● **EXERCISE DETAILS**
Return a copy of every line in the records that includes the word "Major".

==== GIVEN ENTRIES

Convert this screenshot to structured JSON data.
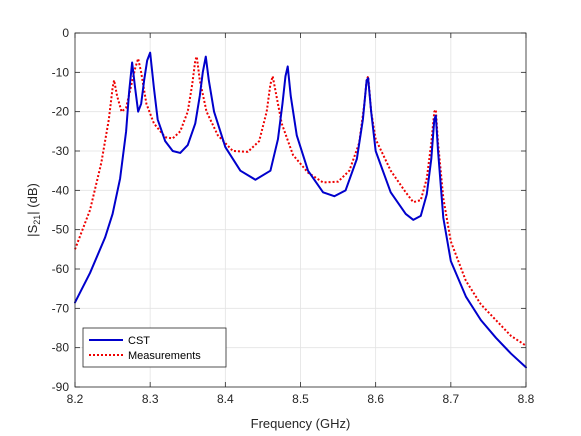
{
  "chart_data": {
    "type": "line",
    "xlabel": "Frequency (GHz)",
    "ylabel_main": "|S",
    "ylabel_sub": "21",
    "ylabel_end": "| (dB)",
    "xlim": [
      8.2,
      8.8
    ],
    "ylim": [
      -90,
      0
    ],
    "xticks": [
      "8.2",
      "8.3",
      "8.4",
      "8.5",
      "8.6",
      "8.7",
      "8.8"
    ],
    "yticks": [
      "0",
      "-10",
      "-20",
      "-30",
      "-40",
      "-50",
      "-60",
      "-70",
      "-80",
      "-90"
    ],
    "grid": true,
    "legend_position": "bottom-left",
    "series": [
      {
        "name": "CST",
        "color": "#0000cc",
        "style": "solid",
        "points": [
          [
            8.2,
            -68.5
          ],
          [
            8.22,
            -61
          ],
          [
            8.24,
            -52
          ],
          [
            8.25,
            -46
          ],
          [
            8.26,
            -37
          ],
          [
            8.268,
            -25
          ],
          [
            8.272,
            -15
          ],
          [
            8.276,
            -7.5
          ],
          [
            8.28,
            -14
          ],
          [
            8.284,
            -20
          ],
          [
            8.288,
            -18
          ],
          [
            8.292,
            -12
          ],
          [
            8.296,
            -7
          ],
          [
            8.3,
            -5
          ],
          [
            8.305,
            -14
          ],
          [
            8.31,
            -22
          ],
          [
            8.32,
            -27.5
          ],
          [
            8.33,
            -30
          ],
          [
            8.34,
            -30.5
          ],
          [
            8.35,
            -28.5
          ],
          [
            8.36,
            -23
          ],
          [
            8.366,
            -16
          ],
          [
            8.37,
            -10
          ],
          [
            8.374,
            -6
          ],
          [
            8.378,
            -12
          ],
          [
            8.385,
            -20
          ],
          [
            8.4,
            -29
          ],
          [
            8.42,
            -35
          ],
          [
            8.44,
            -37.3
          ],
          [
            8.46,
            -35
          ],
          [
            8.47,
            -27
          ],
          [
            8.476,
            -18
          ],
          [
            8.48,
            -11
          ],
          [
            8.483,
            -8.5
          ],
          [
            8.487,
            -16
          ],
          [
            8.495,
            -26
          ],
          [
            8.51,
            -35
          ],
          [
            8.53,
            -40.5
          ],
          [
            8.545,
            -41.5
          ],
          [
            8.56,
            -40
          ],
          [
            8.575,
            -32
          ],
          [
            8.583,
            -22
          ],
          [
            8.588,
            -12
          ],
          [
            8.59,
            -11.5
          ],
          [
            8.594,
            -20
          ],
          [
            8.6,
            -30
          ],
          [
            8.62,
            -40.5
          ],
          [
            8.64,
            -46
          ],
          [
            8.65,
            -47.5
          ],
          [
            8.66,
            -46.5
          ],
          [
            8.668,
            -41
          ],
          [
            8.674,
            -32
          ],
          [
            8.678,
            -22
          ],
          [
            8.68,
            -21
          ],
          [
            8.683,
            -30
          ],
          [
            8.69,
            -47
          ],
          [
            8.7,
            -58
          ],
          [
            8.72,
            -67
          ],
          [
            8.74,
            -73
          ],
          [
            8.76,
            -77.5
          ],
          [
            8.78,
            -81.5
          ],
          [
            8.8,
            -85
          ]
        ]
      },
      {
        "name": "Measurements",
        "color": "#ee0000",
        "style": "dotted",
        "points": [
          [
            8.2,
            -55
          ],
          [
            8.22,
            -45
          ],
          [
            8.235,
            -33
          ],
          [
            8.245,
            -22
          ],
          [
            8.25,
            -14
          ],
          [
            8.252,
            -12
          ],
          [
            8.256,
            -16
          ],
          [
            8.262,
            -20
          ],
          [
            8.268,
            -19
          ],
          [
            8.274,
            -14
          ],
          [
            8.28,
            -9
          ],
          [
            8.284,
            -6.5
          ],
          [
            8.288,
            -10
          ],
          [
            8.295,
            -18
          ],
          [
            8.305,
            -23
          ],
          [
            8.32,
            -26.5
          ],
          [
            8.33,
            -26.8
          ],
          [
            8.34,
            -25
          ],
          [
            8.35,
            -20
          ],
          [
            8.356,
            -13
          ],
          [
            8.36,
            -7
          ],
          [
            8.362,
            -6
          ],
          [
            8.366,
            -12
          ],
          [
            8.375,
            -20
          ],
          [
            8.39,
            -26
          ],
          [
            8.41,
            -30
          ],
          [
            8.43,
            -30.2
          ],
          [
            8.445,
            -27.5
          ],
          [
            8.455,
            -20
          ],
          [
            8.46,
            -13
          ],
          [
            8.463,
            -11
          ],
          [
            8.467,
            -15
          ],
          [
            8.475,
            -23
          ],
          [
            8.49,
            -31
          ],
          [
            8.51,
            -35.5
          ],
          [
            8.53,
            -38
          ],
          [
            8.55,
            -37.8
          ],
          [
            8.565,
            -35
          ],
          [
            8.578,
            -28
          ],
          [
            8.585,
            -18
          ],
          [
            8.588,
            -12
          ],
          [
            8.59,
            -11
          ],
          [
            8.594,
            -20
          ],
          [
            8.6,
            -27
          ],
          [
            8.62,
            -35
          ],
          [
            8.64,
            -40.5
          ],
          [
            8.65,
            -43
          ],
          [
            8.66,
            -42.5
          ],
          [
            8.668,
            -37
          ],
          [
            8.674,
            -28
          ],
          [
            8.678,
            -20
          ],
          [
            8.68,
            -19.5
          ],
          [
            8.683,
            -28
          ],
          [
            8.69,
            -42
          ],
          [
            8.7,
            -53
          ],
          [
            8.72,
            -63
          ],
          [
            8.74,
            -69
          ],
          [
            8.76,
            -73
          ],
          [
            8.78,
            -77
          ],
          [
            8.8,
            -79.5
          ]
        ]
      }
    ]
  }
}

========
==== GIVEN ENTRIES

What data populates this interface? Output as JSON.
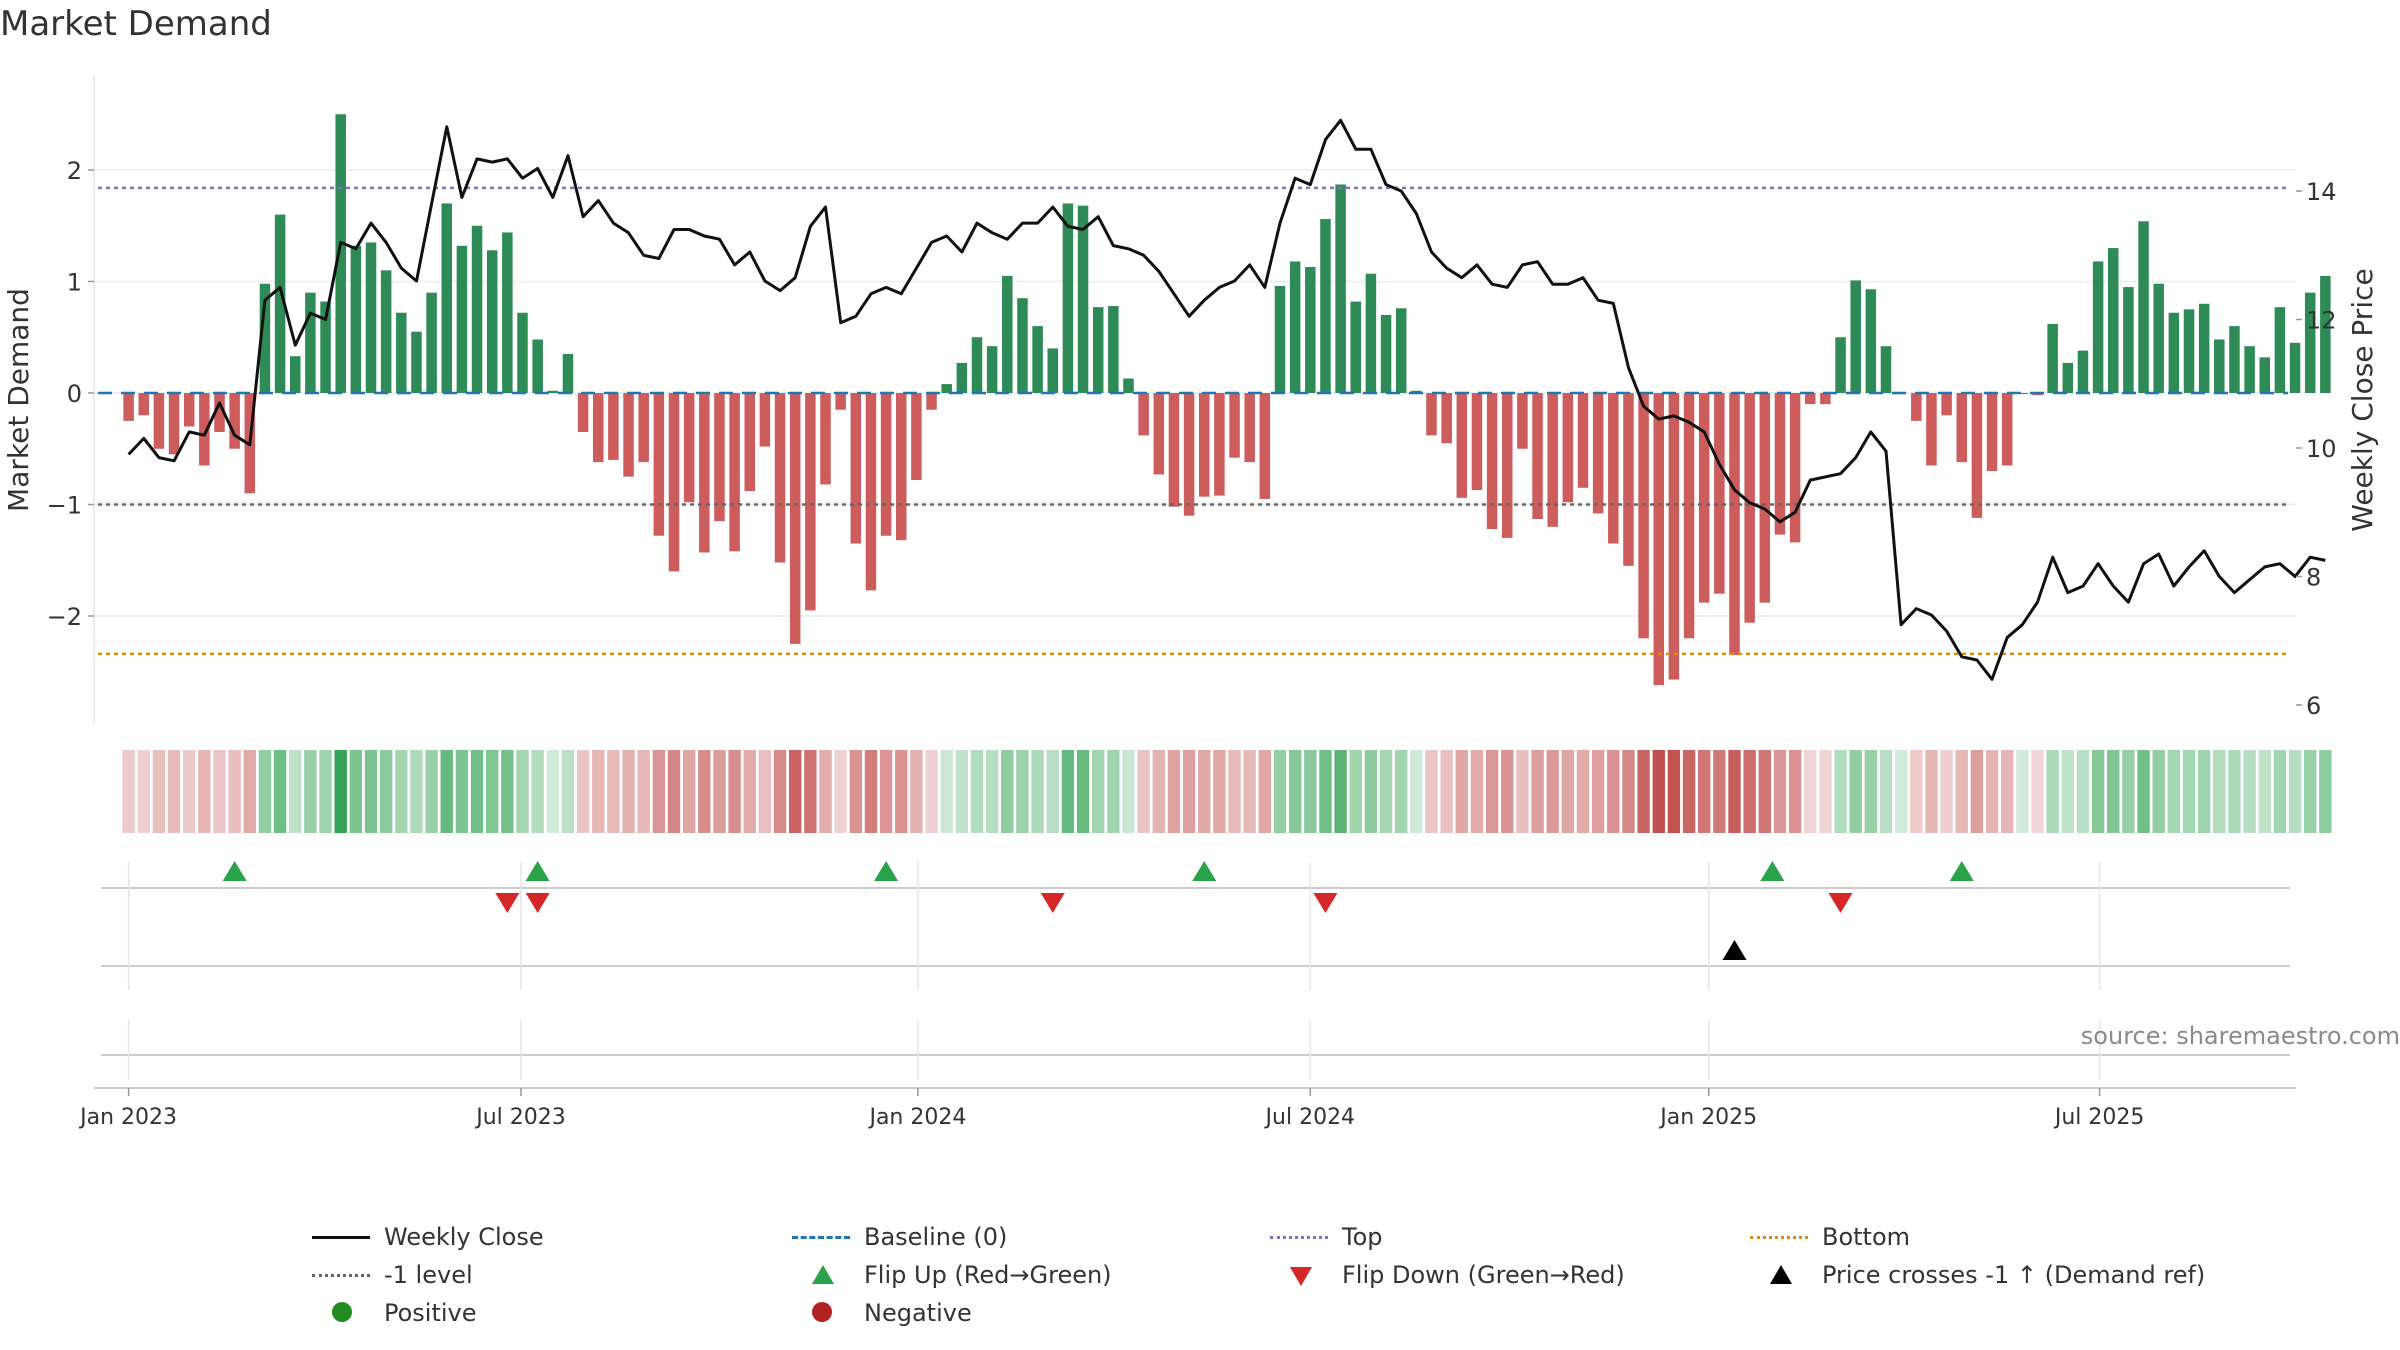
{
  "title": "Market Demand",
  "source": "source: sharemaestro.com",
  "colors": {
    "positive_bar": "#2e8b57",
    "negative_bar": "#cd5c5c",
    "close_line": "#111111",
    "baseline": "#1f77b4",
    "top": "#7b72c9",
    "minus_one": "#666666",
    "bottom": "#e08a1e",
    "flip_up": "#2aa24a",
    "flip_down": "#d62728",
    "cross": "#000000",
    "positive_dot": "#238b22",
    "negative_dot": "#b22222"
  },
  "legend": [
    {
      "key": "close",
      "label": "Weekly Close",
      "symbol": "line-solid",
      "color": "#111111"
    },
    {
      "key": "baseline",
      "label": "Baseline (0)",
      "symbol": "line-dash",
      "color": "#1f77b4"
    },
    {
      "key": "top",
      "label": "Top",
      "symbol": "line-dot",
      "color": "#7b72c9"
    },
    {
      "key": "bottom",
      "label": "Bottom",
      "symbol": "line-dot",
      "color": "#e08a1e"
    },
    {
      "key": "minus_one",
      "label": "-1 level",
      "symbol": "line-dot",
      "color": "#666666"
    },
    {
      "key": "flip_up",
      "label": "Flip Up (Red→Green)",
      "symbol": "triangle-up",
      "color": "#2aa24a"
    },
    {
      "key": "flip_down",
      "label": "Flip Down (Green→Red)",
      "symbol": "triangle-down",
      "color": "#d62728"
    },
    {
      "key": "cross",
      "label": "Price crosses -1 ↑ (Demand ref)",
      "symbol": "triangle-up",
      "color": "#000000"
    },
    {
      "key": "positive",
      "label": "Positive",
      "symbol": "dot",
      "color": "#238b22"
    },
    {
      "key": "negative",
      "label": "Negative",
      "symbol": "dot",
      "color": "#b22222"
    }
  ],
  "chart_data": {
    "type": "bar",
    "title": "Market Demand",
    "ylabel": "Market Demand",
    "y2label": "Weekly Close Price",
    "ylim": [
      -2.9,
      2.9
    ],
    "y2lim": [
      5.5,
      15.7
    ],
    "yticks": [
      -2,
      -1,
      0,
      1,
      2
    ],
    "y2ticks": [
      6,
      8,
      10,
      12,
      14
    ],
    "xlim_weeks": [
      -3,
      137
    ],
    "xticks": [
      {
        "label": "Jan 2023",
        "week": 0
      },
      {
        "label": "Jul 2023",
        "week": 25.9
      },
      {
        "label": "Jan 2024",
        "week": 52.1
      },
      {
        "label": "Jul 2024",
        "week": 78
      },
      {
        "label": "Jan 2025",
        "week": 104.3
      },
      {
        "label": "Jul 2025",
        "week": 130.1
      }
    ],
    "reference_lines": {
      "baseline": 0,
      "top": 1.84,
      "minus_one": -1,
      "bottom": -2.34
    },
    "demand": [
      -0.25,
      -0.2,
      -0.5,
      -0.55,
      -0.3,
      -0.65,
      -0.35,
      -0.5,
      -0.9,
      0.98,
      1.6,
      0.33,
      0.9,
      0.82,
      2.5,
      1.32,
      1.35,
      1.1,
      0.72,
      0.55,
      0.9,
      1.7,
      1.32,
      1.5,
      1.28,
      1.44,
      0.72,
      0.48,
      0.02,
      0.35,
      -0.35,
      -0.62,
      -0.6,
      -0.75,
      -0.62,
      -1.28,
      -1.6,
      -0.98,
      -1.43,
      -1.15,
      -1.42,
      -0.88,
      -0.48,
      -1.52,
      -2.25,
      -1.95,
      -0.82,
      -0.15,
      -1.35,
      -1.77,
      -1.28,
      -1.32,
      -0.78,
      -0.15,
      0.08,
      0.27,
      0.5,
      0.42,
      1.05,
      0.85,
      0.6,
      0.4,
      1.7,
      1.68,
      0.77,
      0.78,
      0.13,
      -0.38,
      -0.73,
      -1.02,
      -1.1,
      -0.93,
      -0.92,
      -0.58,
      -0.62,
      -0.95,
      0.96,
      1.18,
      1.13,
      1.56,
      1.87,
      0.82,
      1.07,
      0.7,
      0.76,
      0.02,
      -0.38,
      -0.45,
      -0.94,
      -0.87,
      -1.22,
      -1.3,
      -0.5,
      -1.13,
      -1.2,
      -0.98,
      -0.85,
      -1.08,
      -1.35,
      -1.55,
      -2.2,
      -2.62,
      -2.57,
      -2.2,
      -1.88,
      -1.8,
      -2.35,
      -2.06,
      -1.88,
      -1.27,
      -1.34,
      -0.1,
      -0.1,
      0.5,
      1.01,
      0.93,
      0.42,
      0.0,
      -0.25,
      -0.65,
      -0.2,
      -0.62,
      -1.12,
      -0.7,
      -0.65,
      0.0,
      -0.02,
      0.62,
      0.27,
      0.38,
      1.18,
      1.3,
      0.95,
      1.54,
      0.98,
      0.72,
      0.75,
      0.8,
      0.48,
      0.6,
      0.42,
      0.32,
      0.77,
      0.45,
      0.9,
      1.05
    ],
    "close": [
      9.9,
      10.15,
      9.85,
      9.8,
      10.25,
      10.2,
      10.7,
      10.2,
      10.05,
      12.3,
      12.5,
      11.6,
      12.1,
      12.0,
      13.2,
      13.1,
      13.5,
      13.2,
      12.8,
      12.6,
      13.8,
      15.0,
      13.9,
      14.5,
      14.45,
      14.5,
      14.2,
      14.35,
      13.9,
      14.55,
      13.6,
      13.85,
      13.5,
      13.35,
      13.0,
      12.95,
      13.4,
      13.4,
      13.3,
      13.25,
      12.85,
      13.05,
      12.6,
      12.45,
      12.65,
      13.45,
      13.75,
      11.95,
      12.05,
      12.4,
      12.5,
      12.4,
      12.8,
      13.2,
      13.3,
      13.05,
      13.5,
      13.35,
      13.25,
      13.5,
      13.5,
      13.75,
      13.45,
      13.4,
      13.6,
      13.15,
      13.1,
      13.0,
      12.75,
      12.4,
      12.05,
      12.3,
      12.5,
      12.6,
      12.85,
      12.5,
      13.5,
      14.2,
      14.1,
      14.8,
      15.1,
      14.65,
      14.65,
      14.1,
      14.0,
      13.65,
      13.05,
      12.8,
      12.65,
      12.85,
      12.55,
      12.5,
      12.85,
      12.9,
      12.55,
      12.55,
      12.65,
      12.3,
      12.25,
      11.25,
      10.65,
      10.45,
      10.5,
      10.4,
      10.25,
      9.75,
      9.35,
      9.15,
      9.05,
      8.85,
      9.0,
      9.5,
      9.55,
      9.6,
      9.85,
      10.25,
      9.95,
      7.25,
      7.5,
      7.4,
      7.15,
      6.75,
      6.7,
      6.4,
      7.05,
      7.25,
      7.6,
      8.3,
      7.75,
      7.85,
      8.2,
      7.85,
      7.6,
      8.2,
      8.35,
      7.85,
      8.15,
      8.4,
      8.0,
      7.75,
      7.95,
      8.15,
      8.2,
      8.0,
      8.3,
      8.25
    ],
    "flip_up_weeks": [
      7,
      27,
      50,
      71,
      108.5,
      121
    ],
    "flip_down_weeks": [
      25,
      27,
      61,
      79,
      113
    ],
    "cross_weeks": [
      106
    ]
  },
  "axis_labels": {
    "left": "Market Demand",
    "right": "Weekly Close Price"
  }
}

========
==== GIVEN ENTRIES

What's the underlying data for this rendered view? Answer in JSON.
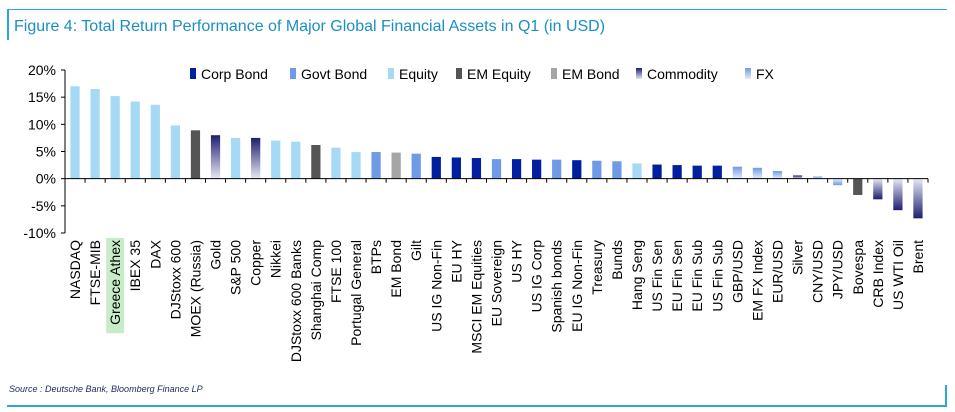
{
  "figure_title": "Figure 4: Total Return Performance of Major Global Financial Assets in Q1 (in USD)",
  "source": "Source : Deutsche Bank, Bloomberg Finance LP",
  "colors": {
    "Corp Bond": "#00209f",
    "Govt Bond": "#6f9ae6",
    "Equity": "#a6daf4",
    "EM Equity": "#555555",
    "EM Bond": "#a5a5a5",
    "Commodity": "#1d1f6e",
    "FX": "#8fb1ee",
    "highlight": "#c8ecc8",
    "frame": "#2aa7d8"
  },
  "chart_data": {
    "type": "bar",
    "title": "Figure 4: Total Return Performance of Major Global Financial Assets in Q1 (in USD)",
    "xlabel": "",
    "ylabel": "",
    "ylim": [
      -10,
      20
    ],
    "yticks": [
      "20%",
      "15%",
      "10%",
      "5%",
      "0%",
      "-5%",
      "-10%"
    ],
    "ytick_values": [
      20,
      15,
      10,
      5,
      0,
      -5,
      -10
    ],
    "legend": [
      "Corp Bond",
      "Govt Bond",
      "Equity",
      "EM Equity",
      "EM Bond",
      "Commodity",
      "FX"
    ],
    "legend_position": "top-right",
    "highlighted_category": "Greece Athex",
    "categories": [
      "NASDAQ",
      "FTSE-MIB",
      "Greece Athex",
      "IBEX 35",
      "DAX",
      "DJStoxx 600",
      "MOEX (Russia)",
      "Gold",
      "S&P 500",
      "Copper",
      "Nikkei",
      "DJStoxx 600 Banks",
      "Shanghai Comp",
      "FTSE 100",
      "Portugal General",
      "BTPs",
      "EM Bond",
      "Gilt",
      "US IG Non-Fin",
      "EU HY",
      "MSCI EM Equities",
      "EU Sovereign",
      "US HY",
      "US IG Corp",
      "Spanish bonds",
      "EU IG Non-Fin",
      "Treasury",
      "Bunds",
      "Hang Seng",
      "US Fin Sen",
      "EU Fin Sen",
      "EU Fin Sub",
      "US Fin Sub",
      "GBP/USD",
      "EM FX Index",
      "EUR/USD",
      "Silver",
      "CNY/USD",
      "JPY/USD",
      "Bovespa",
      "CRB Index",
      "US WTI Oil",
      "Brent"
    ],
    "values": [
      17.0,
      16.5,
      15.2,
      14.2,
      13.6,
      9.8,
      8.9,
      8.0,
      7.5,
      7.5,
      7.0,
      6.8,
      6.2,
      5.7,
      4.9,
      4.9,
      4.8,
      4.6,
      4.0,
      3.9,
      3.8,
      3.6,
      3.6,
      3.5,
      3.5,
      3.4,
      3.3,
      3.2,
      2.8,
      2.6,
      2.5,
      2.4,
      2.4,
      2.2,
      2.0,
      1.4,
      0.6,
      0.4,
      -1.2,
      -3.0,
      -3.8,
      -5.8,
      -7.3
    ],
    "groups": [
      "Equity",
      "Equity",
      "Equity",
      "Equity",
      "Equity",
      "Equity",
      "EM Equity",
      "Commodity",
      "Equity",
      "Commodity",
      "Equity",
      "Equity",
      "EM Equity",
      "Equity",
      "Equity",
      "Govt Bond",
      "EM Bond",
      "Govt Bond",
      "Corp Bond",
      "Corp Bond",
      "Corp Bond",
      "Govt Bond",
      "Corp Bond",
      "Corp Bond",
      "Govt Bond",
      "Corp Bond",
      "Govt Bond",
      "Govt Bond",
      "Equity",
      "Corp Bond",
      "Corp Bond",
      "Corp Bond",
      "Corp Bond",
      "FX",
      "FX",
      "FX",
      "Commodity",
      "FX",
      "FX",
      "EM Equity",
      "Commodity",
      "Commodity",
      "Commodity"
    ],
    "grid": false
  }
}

========

● **ANSWER BELOW**
  "figure_title": "Figure 4: Total Return Performance of Major Global Financial Assets in Q1 (in USD)",
    "title": "Figure 4: Total Return Performance of Major Global Financial Assets in Q1 (in USD)",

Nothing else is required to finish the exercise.